#### Task directions:
Write out each line of the listing as it stands, without the images.

#### Task inputs:
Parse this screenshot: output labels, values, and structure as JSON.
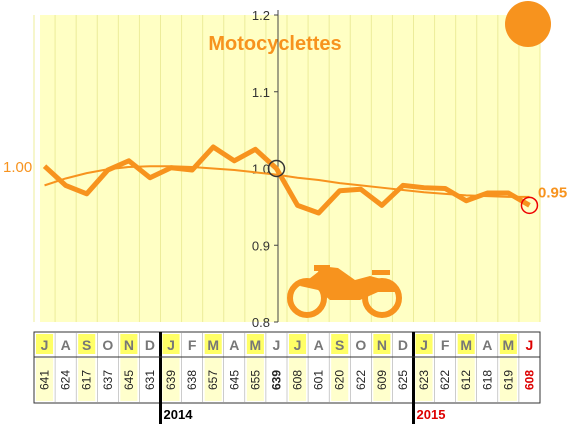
{
  "chart_data": {
    "type": "line",
    "title": "Motocyclettes",
    "categories": [
      "J",
      "A",
      "S",
      "O",
      "N",
      "D",
      "J",
      "F",
      "M",
      "A",
      "M",
      "J",
      "J",
      "A",
      "S",
      "O",
      "N",
      "D",
      "J",
      "F",
      "M",
      "A",
      "M",
      "J"
    ],
    "counts": [
      641,
      624,
      617,
      637,
      645,
      631,
      639,
      638,
      657,
      645,
      655,
      639,
      608,
      601,
      620,
      622,
      609,
      625,
      623,
      622,
      612,
      618,
      619,
      608
    ],
    "year_labels": [
      null,
      null,
      null,
      null,
      null,
      null,
      "2014",
      null,
      null,
      null,
      null,
      null,
      null,
      null,
      null,
      null,
      null,
      null,
      "2015",
      null,
      null,
      null,
      null,
      null
    ],
    "series": [
      {
        "color": "#f7931e",
        "values": [
          1.003,
          0.978,
          0.967,
          0.998,
          1.01,
          0.988,
          1.001,
          0.998,
          1.028,
          1.01,
          1.025,
          1.0,
          0.952,
          0.942,
          0.971,
          0.973,
          0.952,
          0.978,
          0.975,
          0.974,
          0.958,
          0.968,
          0.968,
          0.952
        ]
      },
      {
        "color": "#f7931e",
        "values": [
          0.978,
          0.987,
          0.994,
          0.999,
          1.002,
          1.003,
          1.003,
          1.002,
          1.0,
          0.998,
          0.995,
          0.992,
          0.988,
          0.985,
          0.981,
          0.978,
          0.975,
          0.972,
          0.969,
          0.967,
          0.965,
          0.964,
          0.963,
          0.963
        ]
      }
    ],
    "start_label": "1.00",
    "end_label": "0.95",
    "ylim": [
      0.8,
      1.2
    ],
    "yticks": [
      0.8,
      0.9,
      {
        "value": 1.0,
        "label": "1.0"
      },
      1.1,
      1.2
    ],
    "grid": true
  }
}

#### Finished exercise:
Parse this screenshot: output labels, values, and structure as JSON.
{
  "chart_data": {
    "type": "line",
    "title": "Motocyclettes",
    "categories": [
      "J",
      "A",
      "S",
      "O",
      "N",
      "D",
      "J",
      "F",
      "M",
      "A",
      "M",
      "J",
      "J",
      "A",
      "S",
      "O",
      "N",
      "D",
      "J",
      "F",
      "M",
      "A",
      "M",
      "J"
    ],
    "counts": [
      641,
      624,
      617,
      637,
      645,
      631,
      639,
      638,
      657,
      645,
      655,
      639,
      608,
      601,
      620,
      622,
      609,
      625,
      623,
      622,
      612,
      618,
      619,
      608
    ],
    "year_labels": [
      null,
      null,
      null,
      null,
      null,
      null,
      "2014",
      null,
      null,
      null,
      null,
      null,
      null,
      null,
      null,
      null,
      null,
      null,
      "2015",
      null,
      null,
      null,
      null,
      null
    ],
    "series": [
      {
        "color": "#f7931e",
        "values": [
          1.003,
          0.978,
          0.967,
          0.998,
          1.01,
          0.988,
          1.001,
          0.998,
          1.028,
          1.01,
          1.025,
          1.0,
          0.952,
          0.942,
          0.971,
          0.973,
          0.952,
          0.978,
          0.975,
          0.974,
          0.958,
          0.968,
          0.968,
          0.952
        ]
      },
      {
        "color": "#f7931e",
        "values": [
          0.978,
          0.987,
          0.994,
          0.999,
          1.002,
          1.003,
          1.003,
          1.002,
          1.0,
          0.998,
          0.995,
          0.992,
          0.988,
          0.985,
          0.981,
          0.978,
          0.975,
          0.972,
          0.969,
          0.967,
          0.965,
          0.964,
          0.963,
          0.963
        ]
      }
    ],
    "start_label": "1.00",
    "end_label": "0.95",
    "ylim": [
      0.8,
      1.2
    ],
    "yticks": [
      0.8,
      0.9,
      {
        "value": 1.0,
        "label": "1.0"
      },
      1.1,
      1.2
    ],
    "grid": true
  }
}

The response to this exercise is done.